WRITTEN EXERCISE:
Gather all lines in the data that hold the string "quilting".

RECORD EXTRACTS:
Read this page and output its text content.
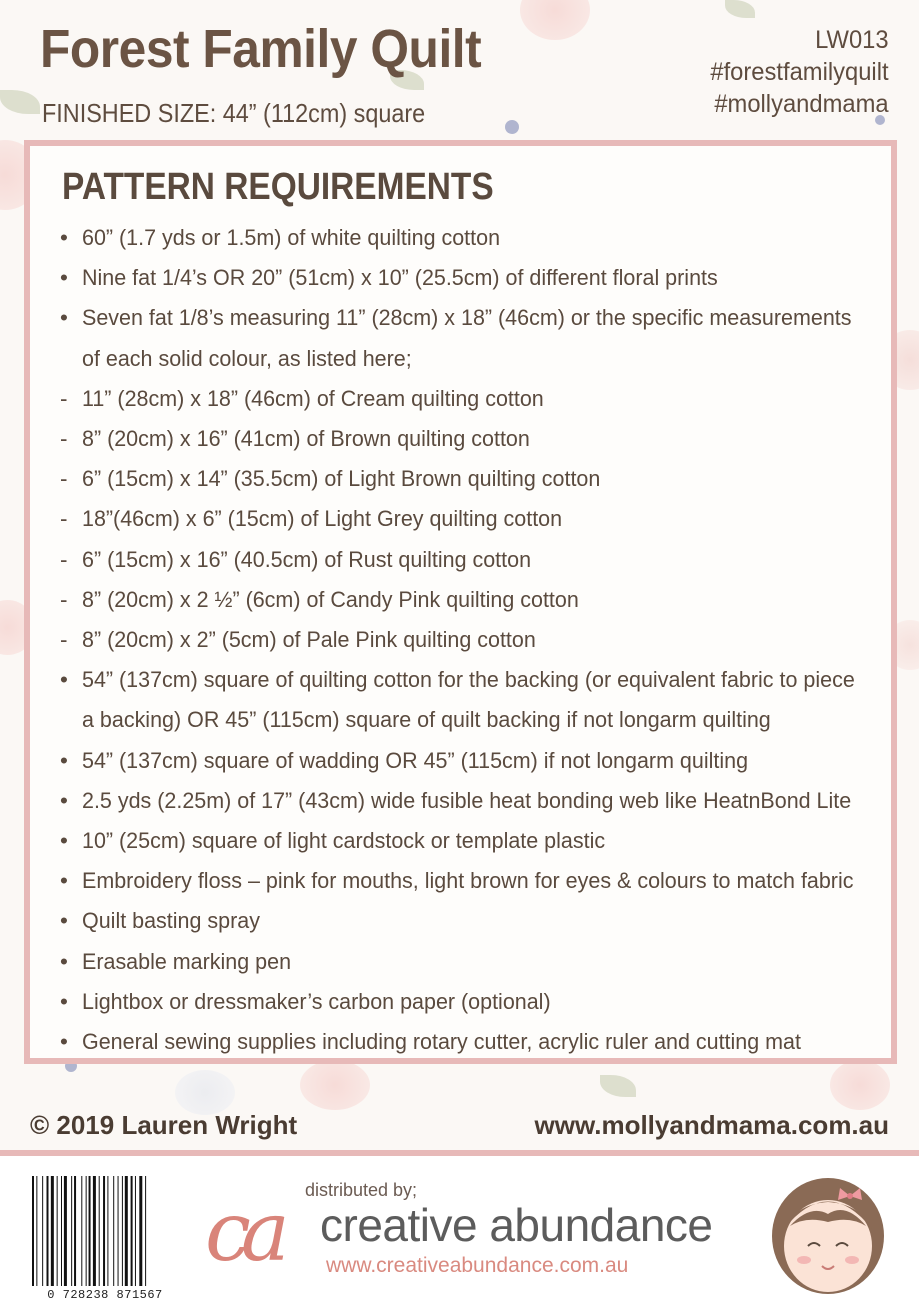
Forest Family Quilt
FINISHED SIZE: 44” (112cm) square
LW013
#forestfamilyquilt
#mollyandmama
PATTERN REQUIREMENTS
• 60” (1.7 yds or 1.5m) of white quilting cotton
• Nine fat 1/4’s OR 20” (51cm) x 10” (25.5cm) of different floral prints
• Seven fat 1/8’s measuring 11” (28cm) x 18” (46cm) or the specific measurements
of each solid colour, as listed here;
- 11” (28cm) x 18” (46cm) of Cream quilting cotton
- 8” (20cm) x 16” (41cm) of Brown quilting cotton
- 6” (15cm) x 14” (35.5cm) of Light Brown quilting cotton
- 18”(46cm) x 6” (15cm) of Light Grey quilting cotton
- 6” (15cm) x 16” (40.5cm) of Rust quilting cotton
- 8” (20cm) x 2 ½” (6cm) of Candy Pink quilting cotton
- 8” (20cm) x 2” (5cm) of Pale Pink quilting cotton
• 54” (137cm) square of quilting cotton for the backing (or equivalent fabric to piece
a backing) OR 45” (115cm) square of quilt backing if not longarm quilting
• 54” (137cm) square of wadding OR 45” (115cm) if not longarm quilting
• 2.5 yds (2.25m) of 17” (43cm) wide fusible heat bonding web like HeatnBond Lite
• 10” (25cm) square of light cardstock or template plastic
• Embroidery floss – pink for mouths, light brown for eyes & colours to match fabric
• Quilt basting spray
• Erasable marking pen
• Lightbox or dressmaker’s carbon paper (optional)
• General sewing supplies including rotary cutter, acrylic ruler and cutting mat
© 2019 Lauren Wright	www.mollyandmama.com.au
0 728238 871567
distributed by;
ca creative abundance
www.creativeabundance.com.au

ANSWER:
• 60” (1.7 yds or 1.5m) of white quilting cotton
- 11” (28cm) x 18” (46cm) of Cream quilting cotton
- 8” (20cm) x 16” (41cm) of Brown quilting cotton
- 6” (15cm) x 14” (35.5cm) of Light Brown quilting cotton
- 18”(46cm) x 6” (15cm) of Light Grey quilting cotton
- 6” (15cm) x 16” (40.5cm) of Rust quilting cotton
- 8” (20cm) x 2 ½” (6cm) of Candy Pink quilting cotton
- 8” (20cm) x 2” (5cm) of Pale Pink quilting cotton
• 54” (137cm) square of quilting cotton for the backing (or equivalent fabric to piece
a backing) OR 45” (115cm) square of quilt backing if not longarm quilting
• 54” (137cm) square of wadding OR 45” (115cm) if not longarm quilting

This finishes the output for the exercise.